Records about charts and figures
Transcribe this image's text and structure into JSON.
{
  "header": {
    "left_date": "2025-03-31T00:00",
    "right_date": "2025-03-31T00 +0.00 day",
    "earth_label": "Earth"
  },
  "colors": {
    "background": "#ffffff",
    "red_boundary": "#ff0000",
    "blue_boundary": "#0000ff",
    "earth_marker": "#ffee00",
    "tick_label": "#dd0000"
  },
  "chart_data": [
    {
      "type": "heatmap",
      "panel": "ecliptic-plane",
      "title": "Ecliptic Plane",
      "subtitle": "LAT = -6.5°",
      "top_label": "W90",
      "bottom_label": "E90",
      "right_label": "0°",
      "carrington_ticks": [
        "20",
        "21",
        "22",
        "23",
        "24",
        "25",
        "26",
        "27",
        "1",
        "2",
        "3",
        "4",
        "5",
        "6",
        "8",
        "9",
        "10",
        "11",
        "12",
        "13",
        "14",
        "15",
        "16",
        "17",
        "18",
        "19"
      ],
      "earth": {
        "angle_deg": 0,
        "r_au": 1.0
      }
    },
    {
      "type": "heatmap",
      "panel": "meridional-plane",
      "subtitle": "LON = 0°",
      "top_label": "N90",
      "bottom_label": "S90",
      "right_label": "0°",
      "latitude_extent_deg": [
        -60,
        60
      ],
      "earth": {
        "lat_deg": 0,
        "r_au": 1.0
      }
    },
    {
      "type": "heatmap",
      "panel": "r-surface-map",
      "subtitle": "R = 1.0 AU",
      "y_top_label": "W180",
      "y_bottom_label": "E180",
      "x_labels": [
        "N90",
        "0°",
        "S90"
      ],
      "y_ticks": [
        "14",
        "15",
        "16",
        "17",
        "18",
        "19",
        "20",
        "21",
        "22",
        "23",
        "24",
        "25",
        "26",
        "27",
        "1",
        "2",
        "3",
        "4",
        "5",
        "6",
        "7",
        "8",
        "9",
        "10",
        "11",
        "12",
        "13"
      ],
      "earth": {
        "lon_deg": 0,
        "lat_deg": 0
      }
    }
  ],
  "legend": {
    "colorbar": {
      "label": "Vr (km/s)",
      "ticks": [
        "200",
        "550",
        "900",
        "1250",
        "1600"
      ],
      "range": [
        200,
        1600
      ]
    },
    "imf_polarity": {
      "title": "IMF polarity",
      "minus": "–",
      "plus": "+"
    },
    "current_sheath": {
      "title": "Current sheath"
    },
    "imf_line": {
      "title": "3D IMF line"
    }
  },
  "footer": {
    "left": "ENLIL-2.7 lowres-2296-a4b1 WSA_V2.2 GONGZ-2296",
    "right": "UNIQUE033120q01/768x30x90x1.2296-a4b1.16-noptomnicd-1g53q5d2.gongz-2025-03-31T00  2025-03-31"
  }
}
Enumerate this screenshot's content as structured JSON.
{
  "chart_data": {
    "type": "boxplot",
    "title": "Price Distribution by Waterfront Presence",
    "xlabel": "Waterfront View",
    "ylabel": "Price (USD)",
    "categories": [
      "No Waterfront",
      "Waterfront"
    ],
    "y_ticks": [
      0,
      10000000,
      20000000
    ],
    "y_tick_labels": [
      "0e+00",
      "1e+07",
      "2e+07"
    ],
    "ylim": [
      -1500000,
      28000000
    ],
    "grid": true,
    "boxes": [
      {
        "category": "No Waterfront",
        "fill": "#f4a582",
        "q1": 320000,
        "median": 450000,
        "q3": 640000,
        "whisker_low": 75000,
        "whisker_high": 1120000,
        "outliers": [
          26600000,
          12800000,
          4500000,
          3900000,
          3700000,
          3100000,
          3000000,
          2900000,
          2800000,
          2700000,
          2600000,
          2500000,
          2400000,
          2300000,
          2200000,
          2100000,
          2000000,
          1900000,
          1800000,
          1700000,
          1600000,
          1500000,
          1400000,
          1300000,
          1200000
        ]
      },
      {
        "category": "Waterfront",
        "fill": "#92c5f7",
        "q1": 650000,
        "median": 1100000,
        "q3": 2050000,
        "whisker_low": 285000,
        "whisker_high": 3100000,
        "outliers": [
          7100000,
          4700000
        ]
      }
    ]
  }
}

...

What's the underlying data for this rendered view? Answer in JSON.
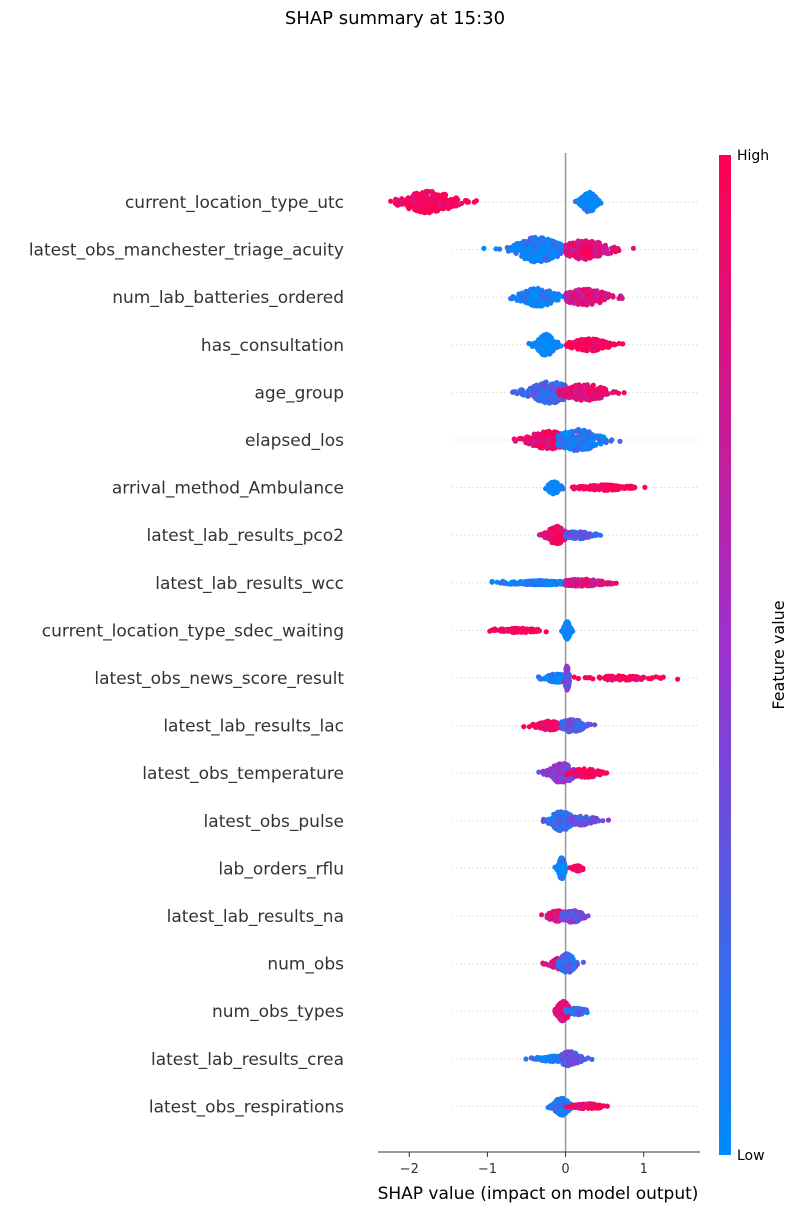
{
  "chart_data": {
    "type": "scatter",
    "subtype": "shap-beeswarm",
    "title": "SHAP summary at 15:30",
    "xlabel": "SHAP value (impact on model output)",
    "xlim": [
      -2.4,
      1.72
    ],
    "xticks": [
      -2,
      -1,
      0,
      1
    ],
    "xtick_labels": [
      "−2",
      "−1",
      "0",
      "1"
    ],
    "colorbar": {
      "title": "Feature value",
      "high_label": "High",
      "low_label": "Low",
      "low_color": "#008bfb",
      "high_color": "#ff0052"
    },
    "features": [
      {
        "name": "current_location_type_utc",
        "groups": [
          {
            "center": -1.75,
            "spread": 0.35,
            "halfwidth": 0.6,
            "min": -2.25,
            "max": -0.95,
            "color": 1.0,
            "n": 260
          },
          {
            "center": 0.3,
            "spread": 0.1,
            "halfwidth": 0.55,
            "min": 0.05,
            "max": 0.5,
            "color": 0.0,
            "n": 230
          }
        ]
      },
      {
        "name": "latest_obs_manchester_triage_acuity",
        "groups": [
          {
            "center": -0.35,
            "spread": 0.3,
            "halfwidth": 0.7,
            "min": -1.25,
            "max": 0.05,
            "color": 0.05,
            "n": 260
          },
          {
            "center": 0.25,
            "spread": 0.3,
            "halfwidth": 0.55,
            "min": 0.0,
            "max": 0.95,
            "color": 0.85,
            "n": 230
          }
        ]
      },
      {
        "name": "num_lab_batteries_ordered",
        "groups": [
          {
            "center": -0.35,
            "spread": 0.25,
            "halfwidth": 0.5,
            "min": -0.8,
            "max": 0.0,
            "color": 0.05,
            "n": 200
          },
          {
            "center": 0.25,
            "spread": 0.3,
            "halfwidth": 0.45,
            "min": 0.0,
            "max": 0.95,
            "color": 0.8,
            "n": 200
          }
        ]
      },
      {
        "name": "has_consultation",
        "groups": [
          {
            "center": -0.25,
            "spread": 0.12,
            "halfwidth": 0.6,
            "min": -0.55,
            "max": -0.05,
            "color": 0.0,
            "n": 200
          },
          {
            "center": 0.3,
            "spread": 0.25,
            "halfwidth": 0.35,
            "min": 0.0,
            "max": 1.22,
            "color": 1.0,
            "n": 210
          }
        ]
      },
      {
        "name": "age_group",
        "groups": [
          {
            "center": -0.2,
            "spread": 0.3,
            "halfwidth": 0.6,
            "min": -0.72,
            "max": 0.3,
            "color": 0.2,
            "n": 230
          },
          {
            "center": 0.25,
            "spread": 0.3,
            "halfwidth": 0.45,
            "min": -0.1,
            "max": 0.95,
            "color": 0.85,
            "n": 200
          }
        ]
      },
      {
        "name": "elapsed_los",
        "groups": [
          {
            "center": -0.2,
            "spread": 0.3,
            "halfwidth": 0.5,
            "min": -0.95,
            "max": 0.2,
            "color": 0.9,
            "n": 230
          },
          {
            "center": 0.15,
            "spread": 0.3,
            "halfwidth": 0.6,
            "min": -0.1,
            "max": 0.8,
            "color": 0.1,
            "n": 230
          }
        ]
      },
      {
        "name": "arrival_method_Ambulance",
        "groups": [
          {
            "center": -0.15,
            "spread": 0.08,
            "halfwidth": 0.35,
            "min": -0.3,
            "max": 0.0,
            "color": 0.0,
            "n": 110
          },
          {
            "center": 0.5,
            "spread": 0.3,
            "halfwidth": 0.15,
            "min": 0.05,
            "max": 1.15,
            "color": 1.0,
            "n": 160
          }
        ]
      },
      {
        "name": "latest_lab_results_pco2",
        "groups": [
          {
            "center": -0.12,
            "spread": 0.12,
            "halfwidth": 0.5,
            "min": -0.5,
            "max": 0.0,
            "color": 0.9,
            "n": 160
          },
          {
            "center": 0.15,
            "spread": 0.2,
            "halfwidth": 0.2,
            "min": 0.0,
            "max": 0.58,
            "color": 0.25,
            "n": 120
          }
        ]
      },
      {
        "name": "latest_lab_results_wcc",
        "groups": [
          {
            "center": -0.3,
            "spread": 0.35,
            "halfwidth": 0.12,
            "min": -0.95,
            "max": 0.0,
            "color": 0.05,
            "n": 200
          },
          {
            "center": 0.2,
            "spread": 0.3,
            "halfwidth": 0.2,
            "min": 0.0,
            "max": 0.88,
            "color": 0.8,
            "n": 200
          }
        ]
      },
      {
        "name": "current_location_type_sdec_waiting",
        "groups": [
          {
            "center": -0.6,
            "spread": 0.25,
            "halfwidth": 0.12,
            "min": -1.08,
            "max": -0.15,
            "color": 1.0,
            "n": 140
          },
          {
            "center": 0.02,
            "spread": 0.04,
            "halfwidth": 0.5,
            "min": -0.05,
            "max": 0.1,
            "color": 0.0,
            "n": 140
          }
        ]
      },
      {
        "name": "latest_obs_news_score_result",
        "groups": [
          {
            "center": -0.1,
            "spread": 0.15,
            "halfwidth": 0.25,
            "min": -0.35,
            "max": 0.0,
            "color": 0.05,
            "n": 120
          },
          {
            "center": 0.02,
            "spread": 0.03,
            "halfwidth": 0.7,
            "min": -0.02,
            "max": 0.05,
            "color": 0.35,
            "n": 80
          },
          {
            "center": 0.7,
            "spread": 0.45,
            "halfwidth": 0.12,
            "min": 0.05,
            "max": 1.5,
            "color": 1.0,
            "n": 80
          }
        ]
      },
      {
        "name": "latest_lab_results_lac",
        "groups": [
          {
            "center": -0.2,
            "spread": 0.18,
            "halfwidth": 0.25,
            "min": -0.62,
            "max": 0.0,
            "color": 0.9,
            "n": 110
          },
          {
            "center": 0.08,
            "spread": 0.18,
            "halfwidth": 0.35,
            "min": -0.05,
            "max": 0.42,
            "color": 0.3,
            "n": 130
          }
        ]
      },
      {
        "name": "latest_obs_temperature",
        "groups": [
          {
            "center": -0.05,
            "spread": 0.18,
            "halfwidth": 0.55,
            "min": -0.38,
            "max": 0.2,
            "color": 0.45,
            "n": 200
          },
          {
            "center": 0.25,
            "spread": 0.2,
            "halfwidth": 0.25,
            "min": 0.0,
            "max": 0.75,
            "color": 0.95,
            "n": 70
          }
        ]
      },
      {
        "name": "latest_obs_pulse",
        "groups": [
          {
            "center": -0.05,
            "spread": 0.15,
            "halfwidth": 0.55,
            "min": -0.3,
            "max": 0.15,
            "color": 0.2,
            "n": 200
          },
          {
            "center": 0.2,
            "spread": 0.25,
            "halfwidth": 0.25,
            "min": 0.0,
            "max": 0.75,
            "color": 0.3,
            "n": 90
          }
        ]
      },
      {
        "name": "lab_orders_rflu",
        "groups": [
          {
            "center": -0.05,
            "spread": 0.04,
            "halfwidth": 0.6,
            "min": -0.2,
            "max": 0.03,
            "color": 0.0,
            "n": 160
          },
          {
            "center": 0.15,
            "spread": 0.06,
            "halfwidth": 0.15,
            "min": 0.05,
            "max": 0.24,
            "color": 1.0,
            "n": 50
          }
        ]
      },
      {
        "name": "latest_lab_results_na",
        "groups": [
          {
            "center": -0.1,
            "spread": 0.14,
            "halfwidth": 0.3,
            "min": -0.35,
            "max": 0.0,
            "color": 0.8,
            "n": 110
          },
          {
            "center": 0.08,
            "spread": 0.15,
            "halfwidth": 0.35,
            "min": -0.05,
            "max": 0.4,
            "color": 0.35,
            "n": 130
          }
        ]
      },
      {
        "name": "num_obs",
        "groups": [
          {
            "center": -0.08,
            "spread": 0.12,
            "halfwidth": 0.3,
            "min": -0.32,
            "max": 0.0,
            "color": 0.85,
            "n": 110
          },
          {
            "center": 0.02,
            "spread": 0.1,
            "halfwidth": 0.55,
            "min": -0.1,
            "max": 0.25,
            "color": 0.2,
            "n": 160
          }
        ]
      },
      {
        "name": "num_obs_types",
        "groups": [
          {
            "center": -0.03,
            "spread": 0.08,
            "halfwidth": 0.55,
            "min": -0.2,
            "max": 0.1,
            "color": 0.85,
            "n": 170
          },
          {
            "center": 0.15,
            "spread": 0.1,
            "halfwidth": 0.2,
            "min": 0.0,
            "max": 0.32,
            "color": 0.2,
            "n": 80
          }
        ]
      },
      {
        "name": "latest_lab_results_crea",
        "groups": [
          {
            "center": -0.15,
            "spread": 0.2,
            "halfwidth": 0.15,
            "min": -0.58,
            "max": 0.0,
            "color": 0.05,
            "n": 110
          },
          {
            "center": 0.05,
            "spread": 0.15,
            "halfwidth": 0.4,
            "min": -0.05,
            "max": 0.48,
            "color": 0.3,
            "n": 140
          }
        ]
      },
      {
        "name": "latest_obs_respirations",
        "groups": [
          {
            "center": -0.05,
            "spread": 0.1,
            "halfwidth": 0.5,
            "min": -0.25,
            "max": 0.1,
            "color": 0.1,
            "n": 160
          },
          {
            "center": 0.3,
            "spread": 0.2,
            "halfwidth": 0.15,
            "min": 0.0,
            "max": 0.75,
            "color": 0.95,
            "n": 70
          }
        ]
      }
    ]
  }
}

==

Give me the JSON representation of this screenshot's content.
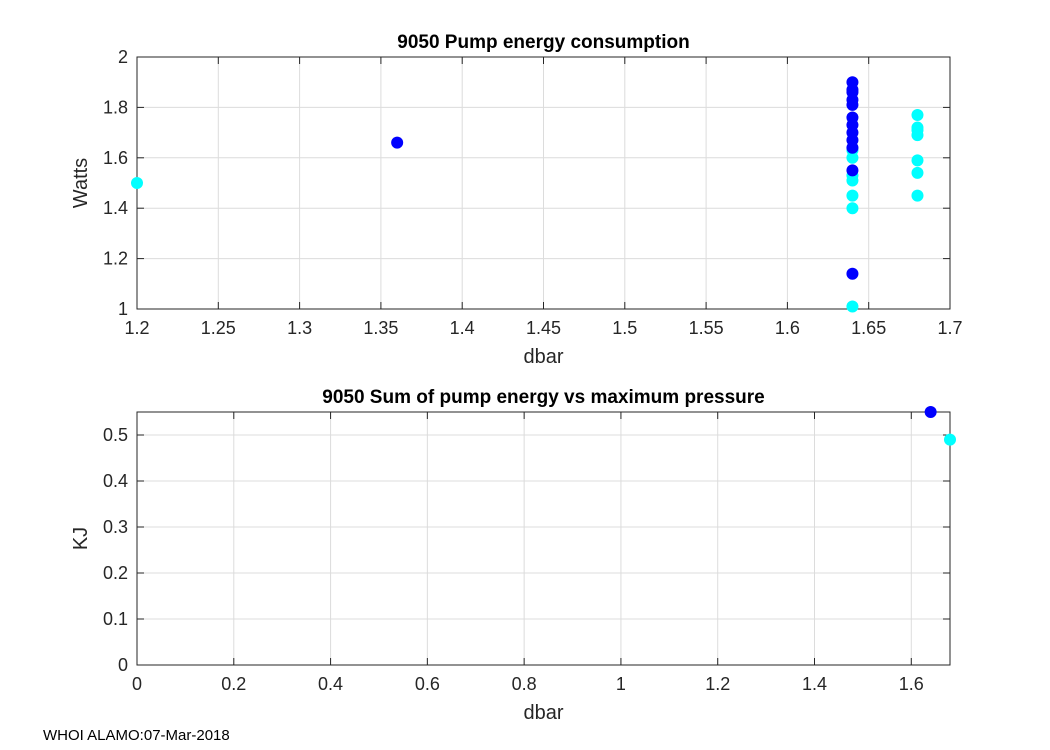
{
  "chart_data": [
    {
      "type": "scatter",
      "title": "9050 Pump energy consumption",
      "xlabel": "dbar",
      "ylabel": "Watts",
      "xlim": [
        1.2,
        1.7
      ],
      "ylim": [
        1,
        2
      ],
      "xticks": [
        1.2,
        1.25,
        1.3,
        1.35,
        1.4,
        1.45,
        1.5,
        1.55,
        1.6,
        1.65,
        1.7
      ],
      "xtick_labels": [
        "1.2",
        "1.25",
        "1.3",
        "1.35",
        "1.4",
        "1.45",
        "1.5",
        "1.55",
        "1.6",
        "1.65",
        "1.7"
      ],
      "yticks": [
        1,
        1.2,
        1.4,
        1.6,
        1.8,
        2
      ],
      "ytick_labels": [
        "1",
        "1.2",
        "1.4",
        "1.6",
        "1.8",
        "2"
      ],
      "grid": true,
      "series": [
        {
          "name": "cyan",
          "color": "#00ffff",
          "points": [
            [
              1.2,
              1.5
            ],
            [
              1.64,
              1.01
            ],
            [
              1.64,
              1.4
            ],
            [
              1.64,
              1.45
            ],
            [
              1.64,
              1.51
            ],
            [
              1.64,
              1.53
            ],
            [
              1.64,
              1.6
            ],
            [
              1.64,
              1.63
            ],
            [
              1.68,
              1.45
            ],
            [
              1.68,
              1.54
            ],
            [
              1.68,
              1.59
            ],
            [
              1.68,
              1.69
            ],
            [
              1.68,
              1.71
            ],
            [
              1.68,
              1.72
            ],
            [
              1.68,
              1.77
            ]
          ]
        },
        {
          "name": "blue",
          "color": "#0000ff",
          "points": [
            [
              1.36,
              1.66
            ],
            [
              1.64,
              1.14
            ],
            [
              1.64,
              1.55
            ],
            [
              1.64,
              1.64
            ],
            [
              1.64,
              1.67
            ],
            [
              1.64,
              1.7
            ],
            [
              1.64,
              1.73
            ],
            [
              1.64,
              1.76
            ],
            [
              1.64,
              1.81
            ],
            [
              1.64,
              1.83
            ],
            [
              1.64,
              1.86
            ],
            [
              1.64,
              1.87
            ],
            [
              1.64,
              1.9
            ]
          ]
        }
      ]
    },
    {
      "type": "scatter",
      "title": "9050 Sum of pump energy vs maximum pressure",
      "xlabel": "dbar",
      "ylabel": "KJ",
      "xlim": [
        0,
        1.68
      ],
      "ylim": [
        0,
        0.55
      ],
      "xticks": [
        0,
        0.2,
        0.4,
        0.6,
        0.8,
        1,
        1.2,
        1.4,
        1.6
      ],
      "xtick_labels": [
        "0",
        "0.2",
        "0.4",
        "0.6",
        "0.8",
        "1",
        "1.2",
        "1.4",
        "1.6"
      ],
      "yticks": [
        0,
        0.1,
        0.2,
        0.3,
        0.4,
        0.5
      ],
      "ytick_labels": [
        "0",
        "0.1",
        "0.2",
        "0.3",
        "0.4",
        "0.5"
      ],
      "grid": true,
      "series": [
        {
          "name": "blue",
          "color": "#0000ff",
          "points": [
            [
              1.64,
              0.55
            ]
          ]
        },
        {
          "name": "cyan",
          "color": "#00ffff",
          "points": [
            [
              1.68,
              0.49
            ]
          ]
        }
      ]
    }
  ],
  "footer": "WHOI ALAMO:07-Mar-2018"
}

◆ Exercise instructions
Select and copy every line of the material that holds the string "Waterfront".

◆ Final result
    "title": "Price Distribution by Waterfront Presence",
    "xlabel": "Waterfront View",
      "No Waterfront",
      "Waterfront"
        "category": "No Waterfront",
        "category": "Waterfront",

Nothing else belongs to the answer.